**Exercise description**
Reproduce each line bearing the word "適切に判断".

-- start Source records --

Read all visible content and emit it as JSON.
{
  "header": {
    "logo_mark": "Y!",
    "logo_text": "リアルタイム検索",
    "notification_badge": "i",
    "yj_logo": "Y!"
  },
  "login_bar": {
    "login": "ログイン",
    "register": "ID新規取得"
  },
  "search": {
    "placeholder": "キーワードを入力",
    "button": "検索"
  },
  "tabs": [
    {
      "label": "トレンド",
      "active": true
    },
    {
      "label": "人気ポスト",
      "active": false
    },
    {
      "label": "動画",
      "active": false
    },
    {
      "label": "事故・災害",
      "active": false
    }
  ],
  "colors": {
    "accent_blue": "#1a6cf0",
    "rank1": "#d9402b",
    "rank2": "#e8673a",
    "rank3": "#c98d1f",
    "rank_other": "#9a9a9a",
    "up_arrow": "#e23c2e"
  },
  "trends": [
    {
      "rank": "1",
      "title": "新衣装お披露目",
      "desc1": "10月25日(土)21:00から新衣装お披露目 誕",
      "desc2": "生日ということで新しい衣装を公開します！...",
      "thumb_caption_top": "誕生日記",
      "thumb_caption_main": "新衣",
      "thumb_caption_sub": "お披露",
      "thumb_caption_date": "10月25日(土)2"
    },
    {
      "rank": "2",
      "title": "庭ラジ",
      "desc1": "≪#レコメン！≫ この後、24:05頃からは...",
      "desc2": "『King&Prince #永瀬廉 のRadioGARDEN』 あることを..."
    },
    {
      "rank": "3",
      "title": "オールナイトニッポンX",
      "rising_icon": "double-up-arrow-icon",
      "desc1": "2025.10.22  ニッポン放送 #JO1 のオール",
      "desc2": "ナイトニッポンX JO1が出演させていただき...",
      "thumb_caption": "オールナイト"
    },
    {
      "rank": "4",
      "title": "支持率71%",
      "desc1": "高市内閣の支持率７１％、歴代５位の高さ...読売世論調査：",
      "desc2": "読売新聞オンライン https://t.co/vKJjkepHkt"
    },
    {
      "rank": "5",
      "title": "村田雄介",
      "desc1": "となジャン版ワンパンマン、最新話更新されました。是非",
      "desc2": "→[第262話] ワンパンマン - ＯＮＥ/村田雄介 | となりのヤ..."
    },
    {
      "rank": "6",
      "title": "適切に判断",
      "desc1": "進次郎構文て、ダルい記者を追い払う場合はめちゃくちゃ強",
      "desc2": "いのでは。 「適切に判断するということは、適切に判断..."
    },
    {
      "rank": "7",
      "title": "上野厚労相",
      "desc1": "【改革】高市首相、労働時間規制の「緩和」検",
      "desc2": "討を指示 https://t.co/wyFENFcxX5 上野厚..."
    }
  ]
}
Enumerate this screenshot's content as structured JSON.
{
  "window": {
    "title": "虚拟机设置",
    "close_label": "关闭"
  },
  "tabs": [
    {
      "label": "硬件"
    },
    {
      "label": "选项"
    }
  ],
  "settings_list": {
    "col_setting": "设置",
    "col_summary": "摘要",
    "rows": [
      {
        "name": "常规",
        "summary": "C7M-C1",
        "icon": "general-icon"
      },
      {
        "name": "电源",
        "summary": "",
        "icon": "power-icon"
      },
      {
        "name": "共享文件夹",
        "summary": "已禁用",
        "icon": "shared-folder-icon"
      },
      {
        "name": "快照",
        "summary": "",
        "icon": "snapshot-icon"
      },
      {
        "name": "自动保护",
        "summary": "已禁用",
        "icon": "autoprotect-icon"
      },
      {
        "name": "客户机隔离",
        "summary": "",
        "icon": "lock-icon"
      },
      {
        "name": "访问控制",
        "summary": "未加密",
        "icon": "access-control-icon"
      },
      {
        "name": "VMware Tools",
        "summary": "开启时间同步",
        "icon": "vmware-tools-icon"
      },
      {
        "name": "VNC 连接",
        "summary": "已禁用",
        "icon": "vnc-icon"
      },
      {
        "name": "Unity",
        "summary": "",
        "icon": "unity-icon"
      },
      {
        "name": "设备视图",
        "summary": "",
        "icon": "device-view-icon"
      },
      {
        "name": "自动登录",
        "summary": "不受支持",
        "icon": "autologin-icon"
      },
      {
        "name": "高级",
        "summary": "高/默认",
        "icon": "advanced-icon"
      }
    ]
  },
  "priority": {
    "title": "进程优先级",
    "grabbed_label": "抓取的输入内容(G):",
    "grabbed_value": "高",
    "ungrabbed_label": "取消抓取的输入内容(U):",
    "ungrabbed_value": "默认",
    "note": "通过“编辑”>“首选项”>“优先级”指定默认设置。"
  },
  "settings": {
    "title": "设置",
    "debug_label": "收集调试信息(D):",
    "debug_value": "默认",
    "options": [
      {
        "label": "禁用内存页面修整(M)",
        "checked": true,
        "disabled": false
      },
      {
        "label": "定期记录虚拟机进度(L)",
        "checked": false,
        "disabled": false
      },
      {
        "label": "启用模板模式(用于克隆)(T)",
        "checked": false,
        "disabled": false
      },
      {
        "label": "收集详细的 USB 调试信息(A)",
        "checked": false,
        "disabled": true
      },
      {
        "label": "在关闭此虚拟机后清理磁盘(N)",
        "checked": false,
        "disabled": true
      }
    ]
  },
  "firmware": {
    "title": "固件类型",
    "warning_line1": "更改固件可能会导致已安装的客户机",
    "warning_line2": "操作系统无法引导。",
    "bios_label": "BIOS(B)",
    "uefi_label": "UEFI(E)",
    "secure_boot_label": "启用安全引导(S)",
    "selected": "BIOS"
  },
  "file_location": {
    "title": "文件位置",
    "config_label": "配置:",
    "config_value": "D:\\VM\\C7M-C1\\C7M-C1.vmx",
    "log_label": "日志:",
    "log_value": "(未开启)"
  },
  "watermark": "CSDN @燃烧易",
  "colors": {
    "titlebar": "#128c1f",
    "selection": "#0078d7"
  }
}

-- end Source records --

**Written solution**
      "title": "適切に判断",
      "desc2": "いのでは。 「適切に判断するということは、適切に判断..."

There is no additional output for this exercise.